● YOUR INSTRUCTIONS:
Reproduce, character for character, the records from the line containing "article-body: —The temperance" through the line containing "article-mission-aid-cont: may be", including both of those lines.

Extracted data entries:
--- --- ---
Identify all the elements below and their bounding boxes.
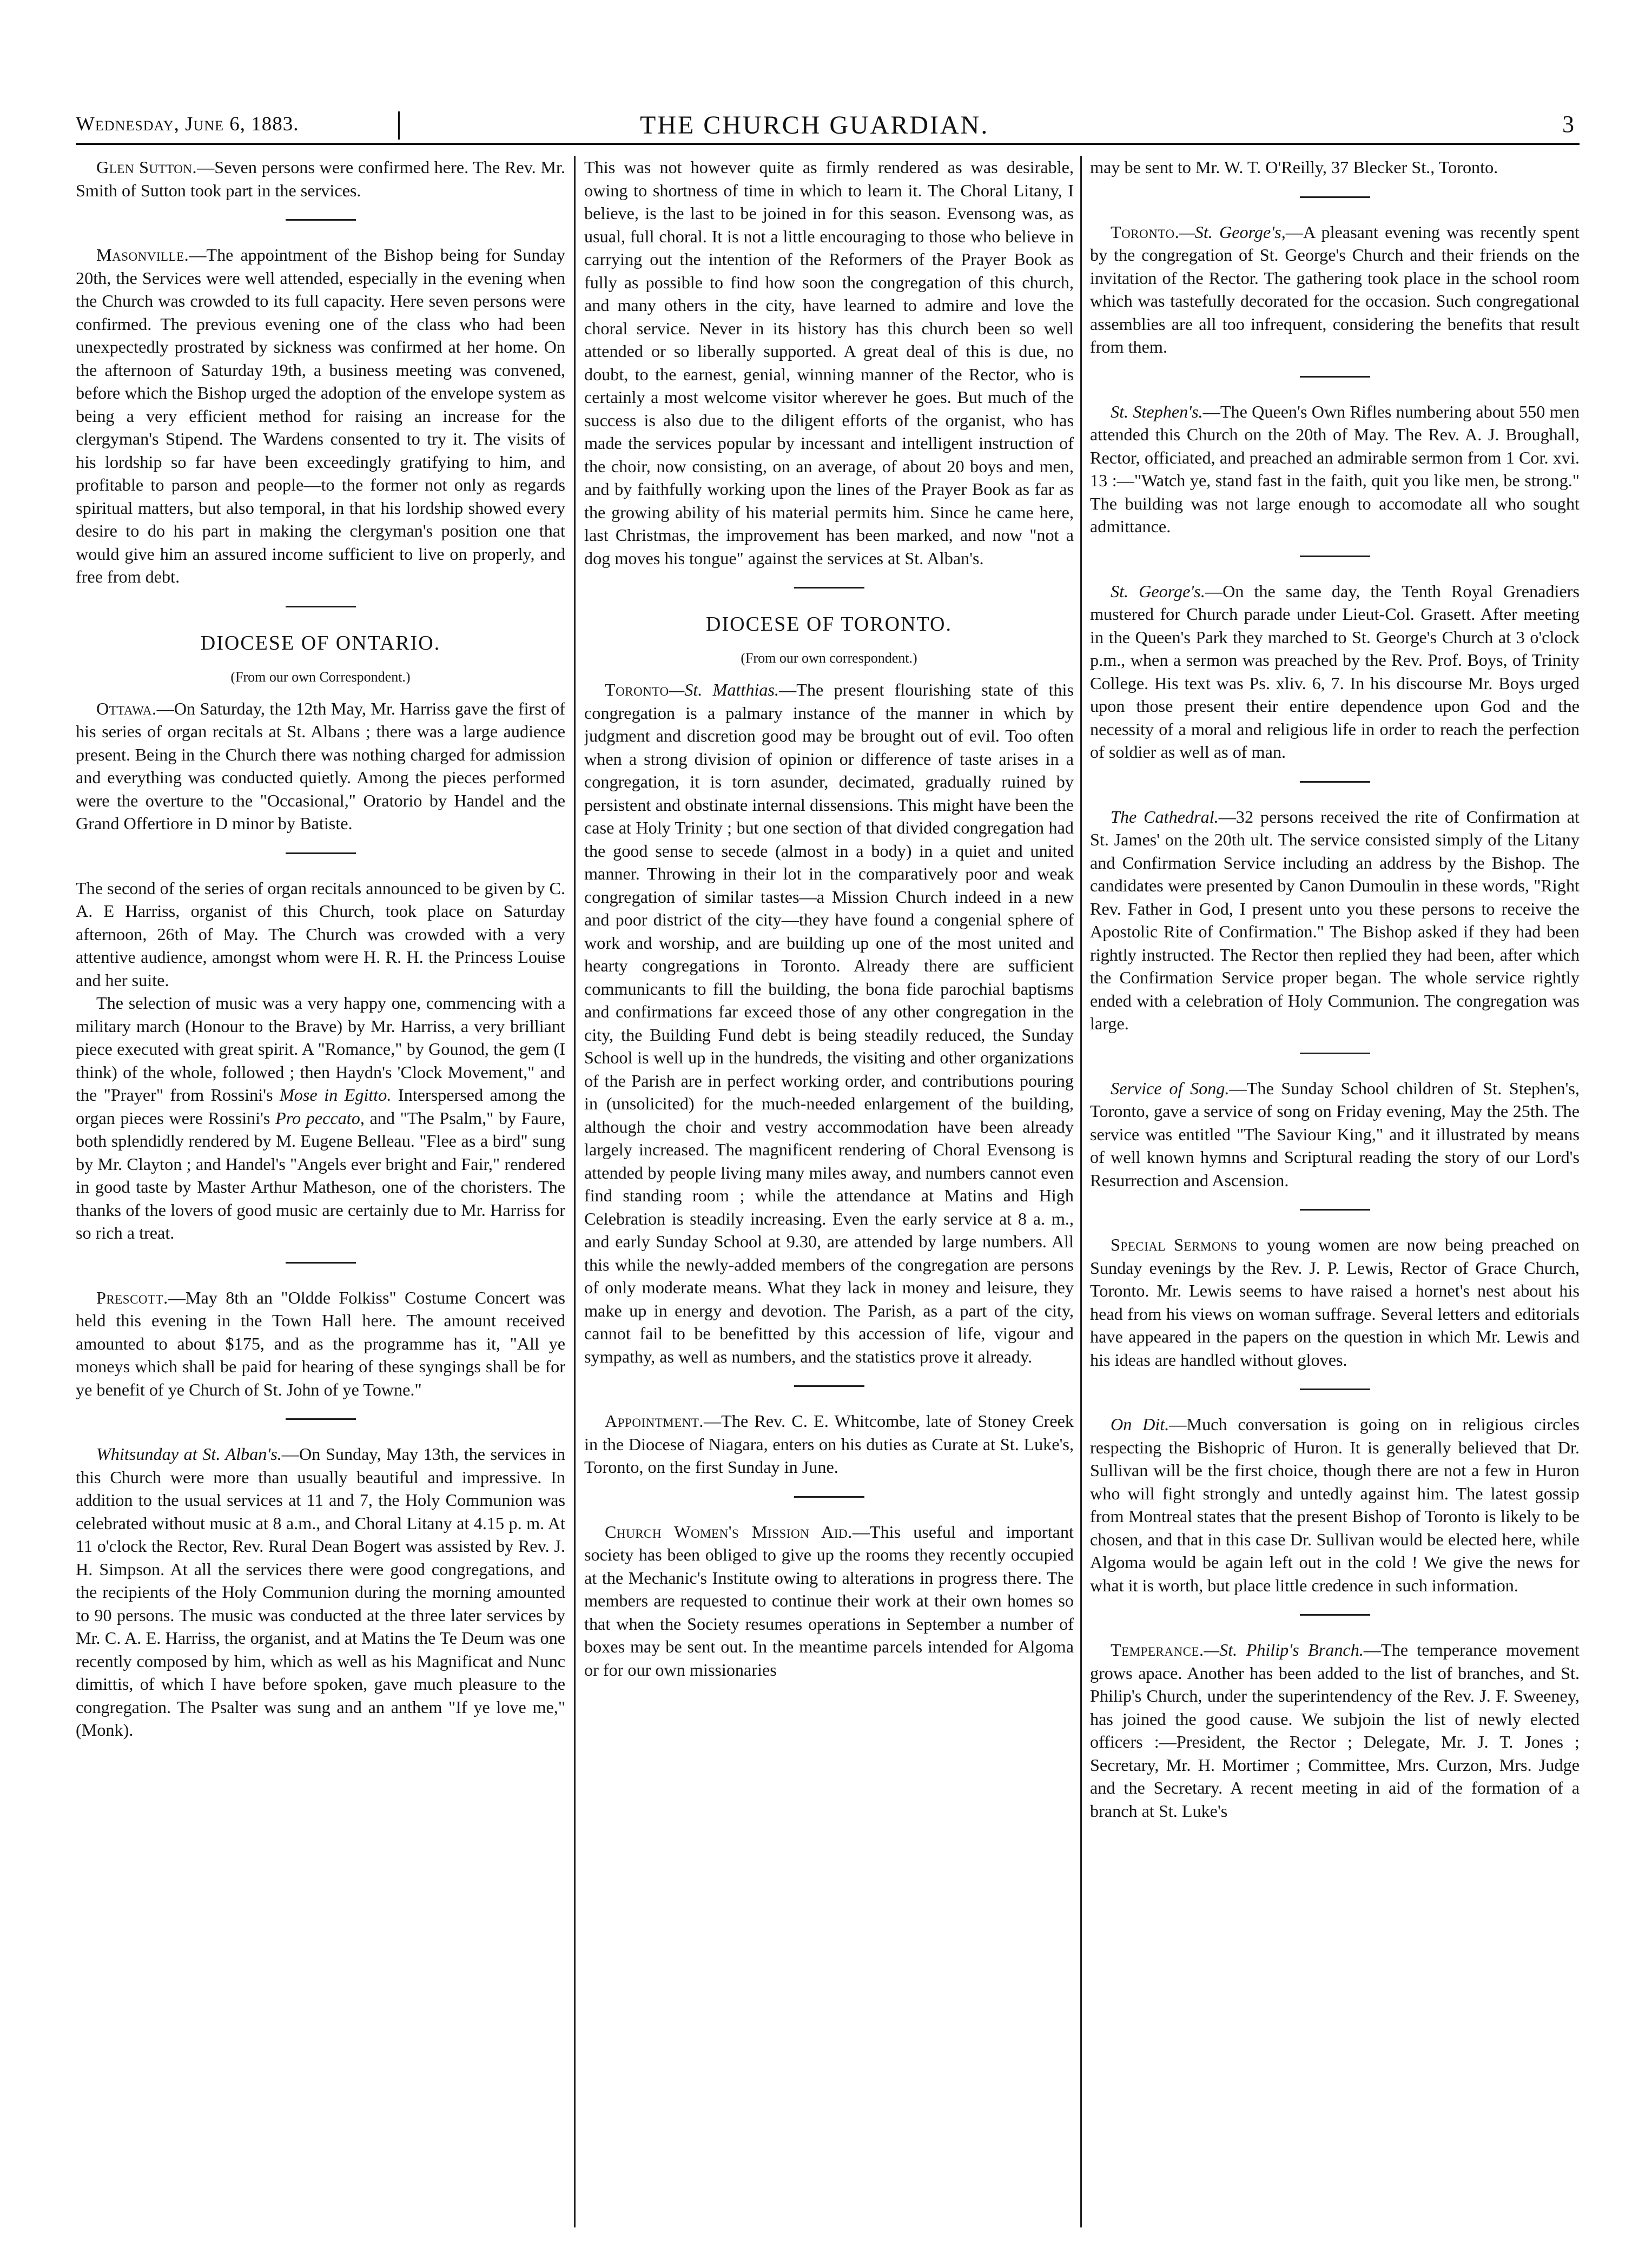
article-body: —The temperance movement grows apace. Another has been added to the list of branches, and St. Philip's Church, under the superintendency of the Rev. J. F. Sweeney, has joined the good cause. We subjoin the list of newly elected officers :—President, the Rector ; Delegate, Mr. J. T. Jones ; Secretary, Mr. H. Mortimer ; Committee, Mrs. Curzon, Mrs. Judge and the Secretary. A recent meeting in aid of the formation of a branch at St. Luke's	[1090, 1640, 1580, 1821]
separator-rule	[1300, 1209, 1370, 1211]
separator-rule	[1300, 781, 1370, 783]
column-rule	[1080, 156, 1082, 2227]
article-service-of-song	[1090, 1077, 1580, 1192]
article-special-sermons	[1090, 1233, 1580, 1371]
section-subheading: (From our own Correspondent.)	[230, 669, 411, 685]
article-appointment	[584, 1410, 1074, 1479]
separator-rule	[286, 1262, 356, 1264]
article-lead: Temperance.	[1111, 1640, 1204, 1659]
article-st-stephens	[1090, 400, 1580, 538]
article-glen-sutton	[76, 156, 565, 202]
article-body: to young women are now being preached on Sunday evenings by the Rev. J. P. Lewis, Rector of Grace Church, Toronto. Mr. Lewis seems to have raised a hornet's nest about his head from his views on woman suffrage. Several letters and editorials have appeared in the papers on the question in which Mr. Lewis and his ideas are handled without gloves.	[1090, 1235, 1580, 1370]
article-mission-aid-cont: may be sent to Mr. W. T. O'Reilly, 37 Blecker St., Toronto.	[1090, 157, 1498, 177]
article-whitsunday-cont: This was not however quite as firmly rendered as was desirable, owing to shortness of time in which to learn it. The Choral Litany, I believe, is the last to be joined in for this season. Evensong was, as usual, full choral. It is not a little encouraging to those who believe in carrying out the intention of the Reformers of the Prayer Book as fully as possible to find how soon the congregation of this church, and many others in the city, have learned to admire and love the choral service. Never in its history has this church been so well attended or so liberally supported. A great deal of this is due, no doubt, to the earnest, genial, winning manner of the Rector, who is certainly a most welcome visitor wherever he goes. But much of the success is also due to the diligent efforts of the organist, who has made the services popular by incessant and intelligent instruction of the choir, now consisting, on an average, of about 20 boys and men, and by faithfully working upon the lines of the Prayer Book as far as the growing ability of his material permits him. Since he came here, last Christmas, the improvement has been marked, and now "not a dog moves his tongue" against the services at St. Alban's.	[584, 157, 1074, 568]
article-italic: The Cathedral.	[1111, 806, 1219, 827]
article-italic: —St. Matthias.	[669, 680, 779, 699]
article-lead: Special Sermons	[1111, 1235, 1238, 1254]
column-3	[1090, 156, 1580, 2227]
article-body: —On Saturday, the 12th May, Mr. Harriss gave the first of his series of organ recitals at St. Albans ; there was a large audience present. Being in the Church there was nothing charged for admission and everything was conducted quietly. Among the pieces performed were the overture to the "Occasional," Oratorio by Handel and the Grand Offertiore in D minor by Batiste.	[76, 698, 565, 833]
article-body: —On the same day, the Tenth Royal Grenadiers mustered for Church parade under Lieut-Col. Grasett. After meeting in the Queen's Park they marched to St. George's Church at 3 o'clock p.m., when a sermon was preached by the Rev. Prof. Boys, of Trinity College. His text was Ps. xliv. 6, 7. In his discourse Mr. Boys urged upon those present their entire dependence upon God and the necessity of a moral and religious life in order to reach the perfection of soldier as well as of man.	[1090, 581, 1580, 762]
separator-rule	[286, 219, 356, 221]
article-body: —On Sunday, May 13th, the services in this Church were more than usually beautiful and impressive. In addition to the usual services at 11 and 7, the Holy Communion was celebrated without music at 8 a.m., and Choral Litany at 4.15 p. m. At 11 o'clock the Rector, Rev. Rural Dean Bogert was assisted by Rev. J. H. Simpson. At all the services there were good congregations, and the recipients of the Holy Communion during the morning amounted to 90 persons. The music was conducted at the three later services by Mr. C. A. E. Harriss, the organist, and at Matins the Te Deum was one recently composed by him, which as well as his Magnificat and Nunc dimittis, of which I have before spoken, gave much pleasure to the congregation. The Psalter was sung and an anthem "If ye love me," (Monk).	[76, 1444, 565, 1740]
article-italic: Pro peccato,	[275, 1108, 365, 1128]
article-body: —The appointment of the Bishop being for Sunday 20th, the Services were well attended, especially in the evening when the Church was crowded to its full capacity. Here seven persons were confirmed. The previous evening one of the class who had been unexpectedly prostrated by sickness was confirmed at her home. On the afternoon of Saturday 19th, a business meeting was convened, before which the Bishop urged the adoption of the envelope system as being a very efficient method for raising an increase for the clergyman's Stipend. The Wardens consented to try it. The visits of his lordship so far have been exceedingly gratifying to him, and profitable to parson and people—to the former not only as regards spiritual matters, but also temporal, in that his lordship showed every desire to do his part in making the clergyman's position one that would give him an assured income sufficient to live on properly, and free from debt.	[76, 245, 565, 586]
article-body: Interspersed among the organ pieces were Rossini's	[76, 1085, 565, 1128]
article-lead: Prescott.	[96, 1287, 168, 1307]
separator-rule	[794, 587, 864, 589]
article-lead: Church Women's Mission Aid.	[605, 1522, 853, 1542]
masthead	[76, 108, 1580, 145]
article-body: —May 8th an "Oldde Folkiss" Costume Concert was held this evening in the Town Hall here. The amount received amounted to about $175, and as the programme has it, "All ye moneys which shall be paid for hearing of these syngings shall be for ye benefit of ye Church of St. John of ye Towne."	[76, 1287, 565, 1399]
article-body: —A pleasant evening was recently spent by the congregation of St. George's Church and their friends on the invitation of the Rector. The gathering took place in the school room which was tastefully decorated for the occasion. Such congregational assemblies are all too infrequent, considering the benefits that result from them.	[1090, 222, 1580, 356]
article-st-georges-evening	[1090, 221, 1580, 359]
separator-rule	[1300, 1389, 1370, 1390]
masthead-divider	[398, 111, 400, 140]
article-masonville	[76, 243, 565, 589]
issue-date: Wednesday, June 6, 1883.	[76, 113, 299, 135]
article-whitsunday	[76, 1443, 565, 1742]
column-rule	[574, 156, 576, 2227]
separator-rule	[1300, 196, 1370, 198]
page-number: 3	[1562, 111, 1574, 137]
article-st-matthias	[584, 678, 1074, 1368]
separator-rule	[1300, 1614, 1370, 1616]
article-cathedral	[1090, 805, 1580, 1035]
article-italic: Service of Song.	[1111, 1078, 1230, 1098]
article-lead: Toronto	[605, 680, 669, 699]
article-lead: Appointment.	[605, 1411, 704, 1431]
separator-rule	[1300, 556, 1370, 557]
article-body: —The Rev. C. E. Whitcombe, late of Stoney Creek in the Diocese of Niagara, enters on his duties as Curate at St. Luke's, Toronto, on the first Sunday in June.	[584, 1411, 1074, 1477]
article-lead: Ottawa.	[96, 698, 157, 718]
column-2	[584, 156, 1074, 2227]
separator-rule	[286, 852, 356, 854]
article-mission-aid	[584, 1520, 1074, 1682]
separator-rule	[794, 1385, 864, 1387]
article-body: —Seven persons were confirmed here. The Rev. Mr. Smith of Sutton took part in the services.	[76, 157, 565, 200]
article-lead: Masonville.	[96, 245, 189, 265]
article-body: The selection of music was a very happy one, commencing with a military march (Honour to the Brave) by Mr. Harriss, a very brilliant piece executed with great spirit. A "Romance," by Gounod, the gem (I think) of the whole, followed ; then Haydn's 'Clock Movement," and the "Prayer" from Rossini's	[76, 993, 565, 1105]
article-temperance	[1090, 1638, 1580, 1822]
article-italic: —St. George's,	[1179, 222, 1286, 242]
article-on-dit	[1090, 1413, 1580, 1597]
article-body: —Much conversation is going on in religious circles respecting the Bishopric of Huron. It is generally believed that Dr. Sullivan will be the first choice, though there are not a few in Huron who will fight strongly and untedly against him. The latest gossip from Montreal states that the present Bishop of Toronto is likely to be chosen, and that in this case Dr. Sullivan would be elected here, while Algoma would be again left out in the cold ! We give the news for what it is worth, but place little credence in such information.	[1090, 1414, 1580, 1595]
column-1	[76, 156, 565, 2227]
separator-rule	[1300, 376, 1370, 378]
article-italic: St. George's.	[1111, 581, 1205, 601]
article-organ-recital: The second of the series of organ recitals announced to be given by C. A. E Harriss, organist of this Church, took place on Saturday afternoon, 26th of May. The Church was crowded with a very attentive audience, amongst whom were H. R. H. the Princess Louise and her suite.	[76, 878, 565, 990]
article-ottawa	[76, 697, 565, 835]
section-heading: DIOCESE OF TORONTO.	[706, 613, 952, 636]
article-body: —The Sunday School children of St. Stephen's, Toronto, gave a service of song on Friday evening, May the 25th. The service was entitled "The Saviour King," and it illustrated by means of well known hymns and Scriptural reading the story of our Lord's Resurrection and Ascension.	[1090, 1078, 1580, 1190]
article-prescott	[76, 1286, 565, 1401]
separator-rule	[286, 606, 356, 607]
section-subheading: (From our own correspondent.)	[741, 650, 917, 666]
article-lead: Glen Sutton.	[96, 157, 197, 177]
separator-rule	[1300, 1053, 1370, 1054]
article-organ-recital-cont	[76, 991, 565, 1245]
article-italic: St. Stephen's.	[1111, 401, 1203, 421]
article-italic: Whitsunday at St. Alban's.	[96, 1444, 282, 1464]
article-body: and "The Psalm," by Faure, both splendidly rendered by M. Eugene Belleau. "Flee as a bird" sung by Mr. Clayton ; and Handel's "Angels ever bright and Fair," rendered in good taste by Master Arthur Matheson, one of the choristers. The thanks of the lovers of good music are certainly due to Mr. Harriss for so rich a treat.	[76, 1108, 565, 1242]
separator-rule	[794, 1496, 864, 1498]
article-italic: —St. Philip's Branch.	[1204, 1640, 1364, 1659]
article-st-georges-parade	[1090, 580, 1580, 764]
article-body: —The present flourishing state of this congregation is a palmary instance of the manner in which by judgment and discretion good may be brought out of evil. Too often when a strong division of opinion or difference of taste arises in a congregation, it is torn asunder, decimated, gradually ruined by persistent and obstinate internal dissensions. This might have been the case at Holy Trinity ; but one section of that divided congregation had the good sense to secede (almost in a body) in a quiet and united manner. Throwing in their lot in the comparatively poor and weak congregation of similar tastes—a Mission Church indeed in a new and poor district of the city—they have found a congenial sphere of work and worship, and are building up one of the most united and hearty congregations in Toronto. Already there are sufficient communicants to fill the building, the bona fide parochial baptisms and confirmations far exceed those of any other congregation in the city, the Building Fund debt is being steadily reduced, the Sunday School is well up in the hundreds, the visiting and other organizations of the Parish are in perfect working order, and contributions pouring in (unsolicited) for the much-needed enlargement of the building, although the choir and vestry accommodation have been already largely increased. The magnificent rendering of Choral Evensong is attended by people living many miles away, and numbers cannot even find standing room ; while the attendance at Matins and High Celebration is steadily increasing. Even the early service at 8 a. m., and early Sunday School at 9.30, are attended by large numbers. All this while the newly-added members of the congregation are persons of only moderate means. What they lack in money and leisure, they make up in energy and devotion. The Parish, as a part of the city, cannot fail to be benefitted by this accession of life, vigour and sympathy, as well as numbers, and the statistics prove it already.	[584, 680, 1074, 1366]
article-body: —The Queen's Own Rifles numbering about 550 men attended this Church on the 20th of May. The Rev. A. J. Broughall, Rector, officiated, and preached an admirable sermon from 1 Cor. xvi. 13 :—"Watch ye, stand fast in the faith, quit you like men, be strong." The building was not large enough to accomodate all who sought admittance.	[1090, 401, 1580, 536]
article-lead: Toronto.	[1111, 222, 1180, 242]
article-italic: Mose in Egitto.	[279, 1085, 392, 1105]
separator-rule	[286, 1418, 356, 1420]
section-heading: DIOCESE OF ONTARIO.	[200, 631, 441, 654]
newspaper-title: THE CHURCH GUARDIAN.	[640, 111, 989, 140]
article-body: —This useful and important society has been obliged to give up the rooms they recently occupied at the Mechanic's Institute owing to alterations in progress there. The members are requested to continue their work at their own homes so that when the Society resumes operations in September a number of boxes may be sent out. In the meantime parcels intended for Algoma or for our own missionaries	[584, 1522, 1074, 1680]
article-italic: On Dit.	[1111, 1414, 1169, 1434]
article-body: —32 persons received the rite of Confirmation at St. James' on the 20th ult. The service consisted simply of the Litany and Confirmation Service including an address by the Bishop. The candidates were presented by Canon Dumoulin in these words, "Right Rev. Father in God, I present unto you these persons to receive the Apostolic Rite of Confirmation." The Bishop asked if they had been rightly instructed. The Rector then replied they had been, after which the Confirmation Service proper began. The whole service rightly ended with a celebration of Holy Communion. The congregation was large.	[1090, 806, 1580, 1033]
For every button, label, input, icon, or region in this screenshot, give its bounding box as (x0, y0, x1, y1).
--- --- ---
● COMPLETE OUTPUT:
article-body: —The temperance movement grows apace. Another has been added to the list of branches, and St. Philip's Church, under the superintendency of the Rev. J. F. Sweeney, has joined the good cause. We subjoin the list of newly elected officers :—President, the Rector ; Delegate, Mr. J. T. Jones ; Secretary, Mr. H. Mortimer ; Committee, Mrs. Curzon, Mrs. Judge and the Secretary. A recent meeting in aid of the formation of a branch at St. Luke's	[1090, 1640, 1580, 1821]
separator-rule	[1300, 1209, 1370, 1211]
separator-rule	[1300, 781, 1370, 783]
column-rule	[1080, 156, 1082, 2227]
article-service-of-song	[1090, 1077, 1580, 1192]
article-special-sermons	[1090, 1233, 1580, 1371]
section-subheading: (From our own Correspondent.)	[230, 669, 411, 685]
article-appointment	[584, 1410, 1074, 1479]
separator-rule	[286, 1262, 356, 1264]
article-lead: Temperance.	[1111, 1640, 1204, 1659]
article-st-stephens	[1090, 400, 1580, 538]
article-glen-sutton	[76, 156, 565, 202]
article-body: to young women are now being preached on Sunday evenings by the Rev. J. P. Lewis, Rector of Grace Church, Toronto. Mr. Lewis seems to have raised a hornet's nest about his head from his views on woman suffrage. Several letters and editorials have appeared in the papers on the question in which Mr. Lewis and his ideas are handled without gloves.	[1090, 1235, 1580, 1370]
article-mission-aid-cont: may be sent to Mr. W. T. O'Reilly, 37 Blecker St., Toronto.	[1090, 157, 1498, 177]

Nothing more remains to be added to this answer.